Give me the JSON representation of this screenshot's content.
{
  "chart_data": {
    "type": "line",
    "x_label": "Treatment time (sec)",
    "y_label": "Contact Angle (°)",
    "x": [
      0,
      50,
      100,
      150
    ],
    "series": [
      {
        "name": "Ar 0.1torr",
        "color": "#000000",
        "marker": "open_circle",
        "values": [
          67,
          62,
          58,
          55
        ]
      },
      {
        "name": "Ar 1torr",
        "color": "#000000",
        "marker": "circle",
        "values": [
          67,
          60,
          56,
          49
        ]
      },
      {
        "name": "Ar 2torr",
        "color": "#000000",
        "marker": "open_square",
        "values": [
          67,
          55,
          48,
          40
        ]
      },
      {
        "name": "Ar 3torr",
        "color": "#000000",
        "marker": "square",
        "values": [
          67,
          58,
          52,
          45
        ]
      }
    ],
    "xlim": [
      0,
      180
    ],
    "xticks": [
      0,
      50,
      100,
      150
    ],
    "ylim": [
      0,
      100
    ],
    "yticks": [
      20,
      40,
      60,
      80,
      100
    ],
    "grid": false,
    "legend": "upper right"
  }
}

========

Work instructions:
Repeat the material above in full, keeping every word.

Worked solution:
Give me the JSON representation of this screenshot's content.
{
  "chart_data": {
    "type": "line",
    "x_label": "Treatment time (sec)",
    "y_label": "Contact Angle (°)",
    "x": [
      0,
      50,
      100,
      150
    ],
    "series": [
      {
        "name": "Ar 0.1torr",
        "color": "#000000",
        "marker": "open_circle",
        "values": [
          67,
          62,
          58,
          55
        ]
      },
      {
        "name": "Ar 1torr",
        "color": "#000000",
        "marker": "circle",
        "values": [
          67,
          60,
          56,
          49
        ]
      },
      {
        "name": "Ar 2torr",
        "color": "#000000",
        "marker": "open_square",
        "values": [
          67,
          55,
          48,
          40
        ]
      },
      {
        "name": "Ar 3torr",
        "color": "#000000",
        "marker": "square",
        "values": [
          67,
          58,
          52,
          45
        ]
      }
    ],
    "xlim": [
      0,
      180
    ],
    "xticks": [
      0,
      50,
      100,
      150
    ],
    "ylim": [
      0,
      100
    ],
    "yticks": [
      20,
      40,
      60,
      80,
      100
    ],
    "grid": false,
    "legend": "upper right"
  }
}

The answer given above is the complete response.